Work through the material below line by line and say how many lines include the word "structure". Only the number, please.

○ ○ ○ ○

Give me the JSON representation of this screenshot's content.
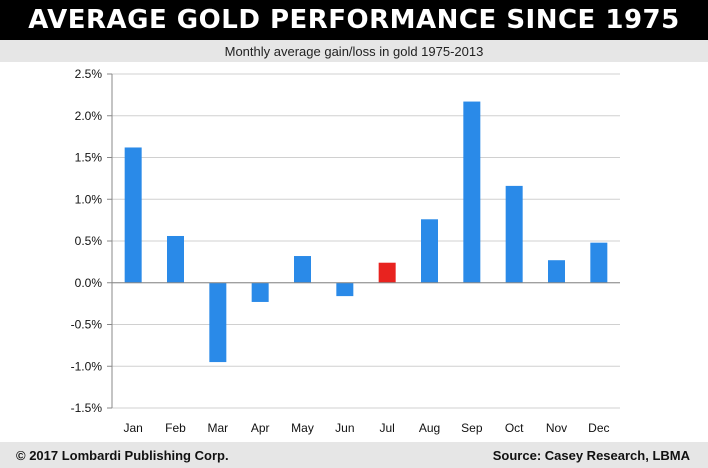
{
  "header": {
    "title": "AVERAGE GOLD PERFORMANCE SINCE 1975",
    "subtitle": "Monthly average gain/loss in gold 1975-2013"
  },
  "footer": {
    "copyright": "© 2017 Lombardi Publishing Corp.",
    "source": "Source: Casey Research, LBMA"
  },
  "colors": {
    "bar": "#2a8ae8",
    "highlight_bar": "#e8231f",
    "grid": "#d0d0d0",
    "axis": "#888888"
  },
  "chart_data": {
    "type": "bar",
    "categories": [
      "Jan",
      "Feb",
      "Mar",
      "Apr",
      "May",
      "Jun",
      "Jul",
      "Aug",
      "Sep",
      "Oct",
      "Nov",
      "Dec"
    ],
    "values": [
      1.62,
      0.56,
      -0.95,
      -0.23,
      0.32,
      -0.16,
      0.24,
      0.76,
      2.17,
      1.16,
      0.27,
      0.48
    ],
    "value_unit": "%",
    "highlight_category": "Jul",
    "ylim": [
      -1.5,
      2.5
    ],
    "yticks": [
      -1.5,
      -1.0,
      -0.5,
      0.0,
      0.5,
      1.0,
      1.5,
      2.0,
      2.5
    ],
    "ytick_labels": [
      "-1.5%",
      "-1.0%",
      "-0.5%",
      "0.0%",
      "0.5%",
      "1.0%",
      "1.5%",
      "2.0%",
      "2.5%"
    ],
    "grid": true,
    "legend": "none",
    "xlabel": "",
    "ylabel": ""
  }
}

○ ○ ○ ○

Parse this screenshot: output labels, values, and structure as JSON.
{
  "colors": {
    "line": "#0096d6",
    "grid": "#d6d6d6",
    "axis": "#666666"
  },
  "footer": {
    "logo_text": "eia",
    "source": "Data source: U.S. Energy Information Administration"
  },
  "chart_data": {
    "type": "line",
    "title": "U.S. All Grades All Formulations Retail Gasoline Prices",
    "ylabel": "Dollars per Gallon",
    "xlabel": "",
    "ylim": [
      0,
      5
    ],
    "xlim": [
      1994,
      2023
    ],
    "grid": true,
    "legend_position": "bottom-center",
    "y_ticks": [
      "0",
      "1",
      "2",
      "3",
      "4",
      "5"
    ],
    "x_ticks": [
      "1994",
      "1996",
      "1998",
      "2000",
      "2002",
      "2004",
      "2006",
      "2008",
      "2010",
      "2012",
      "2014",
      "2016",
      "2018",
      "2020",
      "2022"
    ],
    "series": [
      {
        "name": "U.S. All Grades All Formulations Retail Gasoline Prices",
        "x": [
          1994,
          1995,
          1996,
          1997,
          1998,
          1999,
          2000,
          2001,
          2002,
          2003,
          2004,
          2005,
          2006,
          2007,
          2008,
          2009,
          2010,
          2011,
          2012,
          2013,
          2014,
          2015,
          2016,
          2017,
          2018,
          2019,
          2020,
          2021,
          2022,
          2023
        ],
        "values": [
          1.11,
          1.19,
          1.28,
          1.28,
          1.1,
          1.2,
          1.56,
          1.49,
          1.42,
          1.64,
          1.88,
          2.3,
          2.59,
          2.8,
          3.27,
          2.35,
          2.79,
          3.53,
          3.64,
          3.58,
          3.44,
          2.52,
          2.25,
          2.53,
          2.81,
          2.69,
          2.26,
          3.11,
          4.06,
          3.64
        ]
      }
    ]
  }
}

○ ○ ○ ○

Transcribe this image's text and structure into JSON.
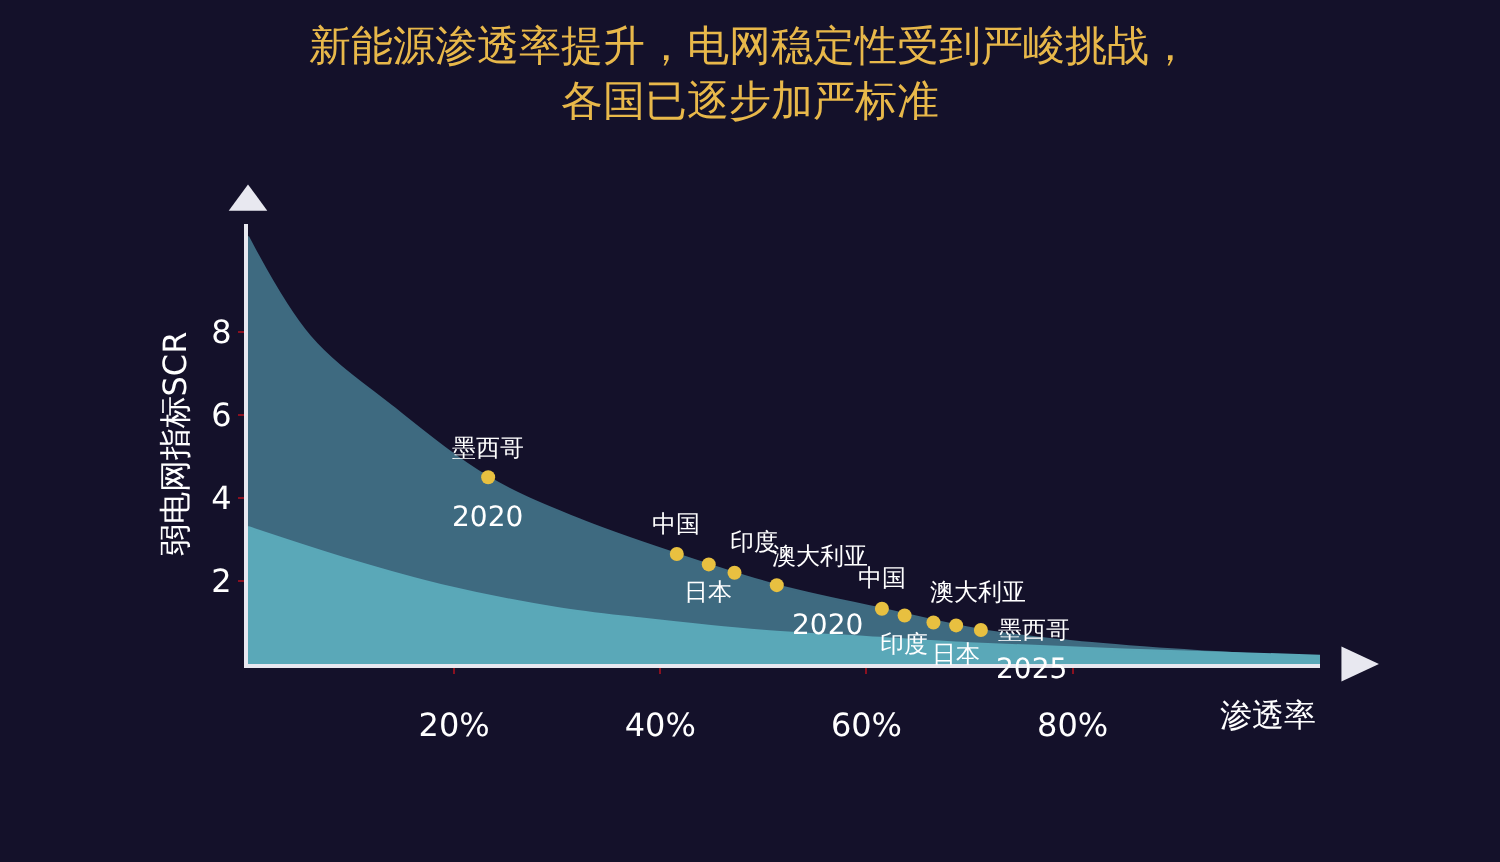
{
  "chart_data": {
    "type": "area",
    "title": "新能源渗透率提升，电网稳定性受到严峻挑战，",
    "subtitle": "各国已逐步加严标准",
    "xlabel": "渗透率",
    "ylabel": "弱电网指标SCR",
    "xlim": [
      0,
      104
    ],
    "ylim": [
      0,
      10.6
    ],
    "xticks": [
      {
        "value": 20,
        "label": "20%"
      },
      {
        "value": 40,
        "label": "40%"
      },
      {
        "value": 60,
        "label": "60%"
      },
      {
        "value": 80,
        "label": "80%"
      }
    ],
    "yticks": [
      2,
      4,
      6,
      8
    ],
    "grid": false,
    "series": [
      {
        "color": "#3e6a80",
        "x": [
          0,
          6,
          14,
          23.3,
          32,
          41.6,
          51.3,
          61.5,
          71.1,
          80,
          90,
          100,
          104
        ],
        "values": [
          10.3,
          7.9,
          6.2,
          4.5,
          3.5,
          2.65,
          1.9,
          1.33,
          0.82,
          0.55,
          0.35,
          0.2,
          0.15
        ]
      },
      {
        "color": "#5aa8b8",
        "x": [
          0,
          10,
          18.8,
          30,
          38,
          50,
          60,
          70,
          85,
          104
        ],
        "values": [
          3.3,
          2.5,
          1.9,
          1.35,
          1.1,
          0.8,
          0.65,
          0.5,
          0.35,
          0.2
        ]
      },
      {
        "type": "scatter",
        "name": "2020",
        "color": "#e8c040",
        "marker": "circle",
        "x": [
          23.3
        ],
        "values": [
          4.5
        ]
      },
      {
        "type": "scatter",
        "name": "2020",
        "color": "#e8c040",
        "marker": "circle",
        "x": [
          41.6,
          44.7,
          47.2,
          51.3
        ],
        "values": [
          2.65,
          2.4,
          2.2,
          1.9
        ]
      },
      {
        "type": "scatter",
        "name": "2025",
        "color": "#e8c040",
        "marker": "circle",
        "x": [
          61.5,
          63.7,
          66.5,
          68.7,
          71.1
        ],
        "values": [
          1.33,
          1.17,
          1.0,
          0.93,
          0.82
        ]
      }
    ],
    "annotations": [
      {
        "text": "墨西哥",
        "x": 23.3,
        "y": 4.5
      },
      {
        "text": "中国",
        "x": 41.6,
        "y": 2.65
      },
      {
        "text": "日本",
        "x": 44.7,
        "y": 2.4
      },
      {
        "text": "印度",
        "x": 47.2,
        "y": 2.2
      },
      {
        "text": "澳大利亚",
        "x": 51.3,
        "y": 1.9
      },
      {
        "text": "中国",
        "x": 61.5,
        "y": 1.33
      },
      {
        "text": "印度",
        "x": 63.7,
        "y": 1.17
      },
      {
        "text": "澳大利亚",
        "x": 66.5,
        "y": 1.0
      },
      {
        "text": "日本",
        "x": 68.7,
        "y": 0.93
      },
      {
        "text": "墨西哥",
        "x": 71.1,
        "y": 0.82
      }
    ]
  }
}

○ ○ ○ ○

- _Answer below_:
2